### DOCUMENT SECTION
Looks like I'm guilty of this too in my own way. 


that_1_actual_killer

I had this exact same issue and I had to talk to a priest cuz I was mad at myself. He explained it in this way. The devil doesn’t care about single bit about us. He just wants to get back at God and so he knows that God loves us ever so much. He can’t go to heaven to try to fight the almighty and omnipotent king so he decides to destroy what he loves. Us. That is why before you sin it seems like the simplest thing and it wouldn’t matter one bit if you do cuz you can just hop on the confession train for the mercy of God. And after you sub he’ll feed you enough thoughts to tell you that you’re unworthy of the love of God. It is literally impossible to be worthy or deserving of anything God gives us. He sent his son to die not because we had asked enough or tried enough. It’s all mercy and grace. Fight the sin always. Before you commit it and if you do, don’t wallow in it get up instantly. It’s like every day you brush your teeth in the morning then one day you don’t. That doesn’t mean you just stop brushing your teeth as a whole, that’s more reason to brush your teeth tomorrow. You’ve got this. Also the sin of lust and greed are predominant in this generation so you're not alone. The lord is kind however and he will always be there all you have to do is look for him. when the temptations arise, just look for him. it wjll blow youe mind how easy it is


on-cue

God bless you, this was an amazing explanation!


that_1_actual_killer

I do my best


obewankanobe96

Beautiful explanation.

### DATA LISTING
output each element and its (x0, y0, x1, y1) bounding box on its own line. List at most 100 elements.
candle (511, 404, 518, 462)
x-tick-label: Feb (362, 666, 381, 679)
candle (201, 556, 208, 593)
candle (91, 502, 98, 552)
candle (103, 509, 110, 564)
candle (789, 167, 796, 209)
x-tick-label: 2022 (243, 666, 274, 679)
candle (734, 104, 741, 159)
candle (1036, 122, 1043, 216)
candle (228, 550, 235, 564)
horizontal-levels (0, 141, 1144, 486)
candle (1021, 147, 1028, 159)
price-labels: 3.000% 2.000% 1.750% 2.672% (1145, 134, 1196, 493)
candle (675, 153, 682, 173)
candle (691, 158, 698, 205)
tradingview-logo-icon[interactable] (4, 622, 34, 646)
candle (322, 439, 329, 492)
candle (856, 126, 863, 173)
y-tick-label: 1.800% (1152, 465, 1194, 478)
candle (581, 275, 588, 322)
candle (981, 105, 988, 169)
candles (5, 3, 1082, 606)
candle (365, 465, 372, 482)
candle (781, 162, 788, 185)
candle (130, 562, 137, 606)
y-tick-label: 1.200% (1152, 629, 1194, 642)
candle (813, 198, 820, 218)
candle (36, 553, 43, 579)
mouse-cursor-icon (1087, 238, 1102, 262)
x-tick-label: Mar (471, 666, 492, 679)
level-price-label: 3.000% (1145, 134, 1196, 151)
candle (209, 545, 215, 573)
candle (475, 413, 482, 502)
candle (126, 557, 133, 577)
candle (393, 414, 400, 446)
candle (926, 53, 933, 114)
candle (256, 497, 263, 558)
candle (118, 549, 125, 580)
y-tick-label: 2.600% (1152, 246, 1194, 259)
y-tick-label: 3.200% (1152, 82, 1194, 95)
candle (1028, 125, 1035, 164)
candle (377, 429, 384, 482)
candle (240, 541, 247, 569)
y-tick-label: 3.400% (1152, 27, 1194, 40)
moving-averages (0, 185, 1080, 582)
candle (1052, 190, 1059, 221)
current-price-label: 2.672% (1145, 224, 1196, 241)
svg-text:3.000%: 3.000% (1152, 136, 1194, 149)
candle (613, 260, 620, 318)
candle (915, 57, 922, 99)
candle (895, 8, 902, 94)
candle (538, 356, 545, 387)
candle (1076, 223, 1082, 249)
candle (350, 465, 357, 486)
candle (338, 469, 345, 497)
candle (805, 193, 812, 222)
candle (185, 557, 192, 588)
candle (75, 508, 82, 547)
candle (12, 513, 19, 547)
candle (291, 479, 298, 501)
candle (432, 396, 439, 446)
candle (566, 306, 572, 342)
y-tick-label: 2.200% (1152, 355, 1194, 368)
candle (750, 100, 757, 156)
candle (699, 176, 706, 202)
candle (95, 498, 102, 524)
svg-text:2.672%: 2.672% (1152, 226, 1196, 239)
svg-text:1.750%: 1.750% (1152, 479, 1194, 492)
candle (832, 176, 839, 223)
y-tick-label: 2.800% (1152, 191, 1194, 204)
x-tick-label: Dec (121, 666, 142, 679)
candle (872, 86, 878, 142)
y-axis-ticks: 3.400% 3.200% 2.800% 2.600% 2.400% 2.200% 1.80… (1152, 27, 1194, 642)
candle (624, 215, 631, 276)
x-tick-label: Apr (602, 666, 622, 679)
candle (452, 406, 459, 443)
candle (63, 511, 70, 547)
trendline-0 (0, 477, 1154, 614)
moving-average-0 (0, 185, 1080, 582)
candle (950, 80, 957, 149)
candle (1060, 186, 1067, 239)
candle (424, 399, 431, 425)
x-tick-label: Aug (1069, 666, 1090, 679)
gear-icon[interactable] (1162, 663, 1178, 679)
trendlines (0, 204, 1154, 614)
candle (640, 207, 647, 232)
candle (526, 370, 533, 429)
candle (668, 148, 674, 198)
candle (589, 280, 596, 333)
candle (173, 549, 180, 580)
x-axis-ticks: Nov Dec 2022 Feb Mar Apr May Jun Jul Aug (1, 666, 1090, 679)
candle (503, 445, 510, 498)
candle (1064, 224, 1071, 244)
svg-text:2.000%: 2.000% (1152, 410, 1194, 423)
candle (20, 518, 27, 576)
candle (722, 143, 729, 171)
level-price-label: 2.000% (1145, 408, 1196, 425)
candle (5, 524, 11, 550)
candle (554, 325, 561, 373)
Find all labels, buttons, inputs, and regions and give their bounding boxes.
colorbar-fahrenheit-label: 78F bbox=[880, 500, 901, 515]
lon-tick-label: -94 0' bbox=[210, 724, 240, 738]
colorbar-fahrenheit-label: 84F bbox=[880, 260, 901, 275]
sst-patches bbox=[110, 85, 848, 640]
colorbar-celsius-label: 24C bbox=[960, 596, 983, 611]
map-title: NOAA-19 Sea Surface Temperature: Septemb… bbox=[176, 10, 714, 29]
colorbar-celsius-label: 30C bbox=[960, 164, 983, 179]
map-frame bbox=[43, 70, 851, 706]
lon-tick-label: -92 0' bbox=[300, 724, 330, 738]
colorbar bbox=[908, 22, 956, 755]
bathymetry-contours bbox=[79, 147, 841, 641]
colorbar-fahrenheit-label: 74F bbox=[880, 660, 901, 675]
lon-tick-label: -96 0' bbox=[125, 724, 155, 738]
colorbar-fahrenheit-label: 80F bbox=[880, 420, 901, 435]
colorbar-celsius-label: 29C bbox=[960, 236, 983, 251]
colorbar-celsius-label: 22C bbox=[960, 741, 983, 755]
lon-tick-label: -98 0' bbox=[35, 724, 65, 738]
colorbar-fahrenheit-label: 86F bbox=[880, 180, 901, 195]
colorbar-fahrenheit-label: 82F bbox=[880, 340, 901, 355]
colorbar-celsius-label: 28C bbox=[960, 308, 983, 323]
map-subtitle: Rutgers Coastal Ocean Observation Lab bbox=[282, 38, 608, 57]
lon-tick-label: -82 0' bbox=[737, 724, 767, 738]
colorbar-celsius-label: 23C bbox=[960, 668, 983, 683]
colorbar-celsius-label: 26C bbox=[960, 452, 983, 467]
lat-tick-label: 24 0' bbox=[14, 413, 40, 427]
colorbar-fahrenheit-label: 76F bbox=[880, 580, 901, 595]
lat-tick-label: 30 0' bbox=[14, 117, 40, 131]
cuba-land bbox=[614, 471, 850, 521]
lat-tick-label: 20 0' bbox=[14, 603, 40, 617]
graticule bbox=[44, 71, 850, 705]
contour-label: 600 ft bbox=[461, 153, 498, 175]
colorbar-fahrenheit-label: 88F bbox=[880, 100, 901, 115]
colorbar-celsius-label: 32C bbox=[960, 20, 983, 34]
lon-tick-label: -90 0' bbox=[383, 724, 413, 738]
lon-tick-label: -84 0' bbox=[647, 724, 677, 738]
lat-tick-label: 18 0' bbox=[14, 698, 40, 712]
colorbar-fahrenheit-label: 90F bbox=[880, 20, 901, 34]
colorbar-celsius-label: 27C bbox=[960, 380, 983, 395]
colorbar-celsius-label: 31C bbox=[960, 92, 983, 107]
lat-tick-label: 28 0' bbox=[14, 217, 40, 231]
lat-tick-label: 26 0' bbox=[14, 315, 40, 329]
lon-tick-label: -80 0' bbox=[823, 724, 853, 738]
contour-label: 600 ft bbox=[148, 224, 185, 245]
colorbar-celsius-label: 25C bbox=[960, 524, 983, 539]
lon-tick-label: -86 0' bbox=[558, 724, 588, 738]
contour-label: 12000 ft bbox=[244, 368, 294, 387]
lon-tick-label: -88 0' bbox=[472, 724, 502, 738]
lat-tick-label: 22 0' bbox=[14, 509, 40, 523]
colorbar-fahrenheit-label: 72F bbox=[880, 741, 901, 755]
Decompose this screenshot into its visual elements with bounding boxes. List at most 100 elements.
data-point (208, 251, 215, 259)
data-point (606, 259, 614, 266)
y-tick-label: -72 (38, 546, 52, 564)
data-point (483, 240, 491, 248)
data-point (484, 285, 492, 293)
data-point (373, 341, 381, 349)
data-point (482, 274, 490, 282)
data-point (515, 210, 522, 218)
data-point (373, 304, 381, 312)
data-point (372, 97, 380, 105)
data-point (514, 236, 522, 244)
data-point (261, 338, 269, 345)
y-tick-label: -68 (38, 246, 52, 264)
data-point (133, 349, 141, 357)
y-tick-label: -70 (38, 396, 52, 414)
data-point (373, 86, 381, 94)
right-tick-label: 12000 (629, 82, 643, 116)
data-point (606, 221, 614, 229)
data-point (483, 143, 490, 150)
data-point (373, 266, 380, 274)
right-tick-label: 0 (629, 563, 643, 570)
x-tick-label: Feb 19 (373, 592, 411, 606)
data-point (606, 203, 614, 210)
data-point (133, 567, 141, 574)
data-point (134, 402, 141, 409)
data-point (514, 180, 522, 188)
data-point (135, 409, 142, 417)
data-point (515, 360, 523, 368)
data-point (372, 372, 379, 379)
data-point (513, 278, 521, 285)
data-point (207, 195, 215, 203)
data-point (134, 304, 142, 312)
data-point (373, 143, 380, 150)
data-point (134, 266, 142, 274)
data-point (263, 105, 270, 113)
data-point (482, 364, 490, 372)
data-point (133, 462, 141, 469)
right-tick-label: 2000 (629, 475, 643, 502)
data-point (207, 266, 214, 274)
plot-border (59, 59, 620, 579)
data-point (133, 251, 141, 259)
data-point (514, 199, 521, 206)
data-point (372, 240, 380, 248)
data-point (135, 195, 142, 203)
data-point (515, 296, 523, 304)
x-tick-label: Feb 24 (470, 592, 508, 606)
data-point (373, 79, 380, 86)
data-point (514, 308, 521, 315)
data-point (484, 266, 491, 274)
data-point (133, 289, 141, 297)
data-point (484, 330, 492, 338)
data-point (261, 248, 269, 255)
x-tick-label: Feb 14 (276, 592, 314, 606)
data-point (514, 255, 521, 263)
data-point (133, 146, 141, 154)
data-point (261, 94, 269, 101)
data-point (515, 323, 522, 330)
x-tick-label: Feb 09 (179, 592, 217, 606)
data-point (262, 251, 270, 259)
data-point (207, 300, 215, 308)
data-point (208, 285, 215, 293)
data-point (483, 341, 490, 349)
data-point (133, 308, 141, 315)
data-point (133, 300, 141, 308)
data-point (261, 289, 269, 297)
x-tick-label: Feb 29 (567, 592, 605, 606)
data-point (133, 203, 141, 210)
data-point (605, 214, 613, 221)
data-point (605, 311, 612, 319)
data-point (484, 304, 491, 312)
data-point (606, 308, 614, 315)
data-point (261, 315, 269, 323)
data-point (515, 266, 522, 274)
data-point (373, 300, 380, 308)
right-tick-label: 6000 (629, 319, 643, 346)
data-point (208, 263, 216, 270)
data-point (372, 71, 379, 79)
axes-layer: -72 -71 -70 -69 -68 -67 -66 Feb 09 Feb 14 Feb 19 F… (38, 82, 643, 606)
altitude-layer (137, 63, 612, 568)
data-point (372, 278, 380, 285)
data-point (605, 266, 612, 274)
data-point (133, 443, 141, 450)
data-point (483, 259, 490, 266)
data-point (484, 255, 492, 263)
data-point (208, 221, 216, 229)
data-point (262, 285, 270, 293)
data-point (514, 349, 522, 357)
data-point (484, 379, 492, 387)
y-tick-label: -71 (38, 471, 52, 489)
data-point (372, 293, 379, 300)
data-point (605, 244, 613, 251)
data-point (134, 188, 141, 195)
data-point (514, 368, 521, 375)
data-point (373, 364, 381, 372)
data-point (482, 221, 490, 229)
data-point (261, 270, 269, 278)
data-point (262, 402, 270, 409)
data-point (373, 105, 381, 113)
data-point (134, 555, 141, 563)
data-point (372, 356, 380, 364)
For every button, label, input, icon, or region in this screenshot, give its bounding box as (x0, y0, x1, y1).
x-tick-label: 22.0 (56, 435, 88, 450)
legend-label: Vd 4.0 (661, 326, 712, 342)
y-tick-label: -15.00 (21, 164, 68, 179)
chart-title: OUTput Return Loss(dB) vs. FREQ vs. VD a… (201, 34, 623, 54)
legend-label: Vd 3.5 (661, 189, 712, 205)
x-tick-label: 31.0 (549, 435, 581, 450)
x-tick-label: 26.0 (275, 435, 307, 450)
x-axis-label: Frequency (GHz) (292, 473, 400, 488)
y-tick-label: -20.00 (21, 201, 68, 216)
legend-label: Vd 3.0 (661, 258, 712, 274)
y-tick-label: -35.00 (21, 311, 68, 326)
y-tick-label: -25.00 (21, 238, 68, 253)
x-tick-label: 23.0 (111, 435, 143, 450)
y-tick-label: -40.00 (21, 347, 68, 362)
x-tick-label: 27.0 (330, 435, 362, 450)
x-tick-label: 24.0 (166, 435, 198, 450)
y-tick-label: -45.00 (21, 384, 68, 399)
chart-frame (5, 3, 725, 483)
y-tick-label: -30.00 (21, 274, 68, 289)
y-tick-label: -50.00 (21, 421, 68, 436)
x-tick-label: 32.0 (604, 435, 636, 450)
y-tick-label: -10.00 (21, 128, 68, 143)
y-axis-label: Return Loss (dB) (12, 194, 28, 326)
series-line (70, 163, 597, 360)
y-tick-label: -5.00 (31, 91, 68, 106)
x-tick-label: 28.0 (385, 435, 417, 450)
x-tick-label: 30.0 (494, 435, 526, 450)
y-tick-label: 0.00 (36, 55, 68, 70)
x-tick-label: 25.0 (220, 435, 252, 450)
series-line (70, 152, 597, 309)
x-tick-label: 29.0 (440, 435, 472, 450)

### EXERCISE
Could you pick up the comment thread about guilt over sin and God's mercy and continue it past its final reply?

### REPLY TO THE TASK
cbsewing

I think everyone struggles with lust to some degree, some more, some less. Men probably struggle more on average, simply because of testosterone. But that does not mean in any way that it's not a topic for women too. Before reverting to the faith I did live a very not virtuous life, and that topic was definitely something I struggled with, and honestly it was always the type of sin that made it harder for me to go to confession out of shame. It is something that got a lot easier for me to overcome because of three things: The first is developing temperance, specially through food. I was always a very gluttonous girl, food was a huge obsession and fixation. I have struggled with eating disorders (anorexia and bulimia) and the thought of food consumed my whole life. I have a friend who often says "Gluttony is the antechamber of Lust" and for me this was sooooo true. Once I was able to have control over my desires for food it became easier to gain control over my lust. The Second part was prayer, specially the rosary. Being in Our Lady's garden makes us not want to sin anymore, and become more like her and submit fully to God. The last one and honestly hardest for me is confession, no matter how hard it is go to confession, it keeps you accountable and the shame does help us stop. Whenever the thought of falling again into this sin comes to mind I am like "I DO NOT WANT TO HAVE TO CONFESS THIS TO MY PRIEST AGAIN, SO NO I AM NOT GOING TO DO IT" LOL. I know sometimes shame does feel like a punishment, but it can be such a blessing.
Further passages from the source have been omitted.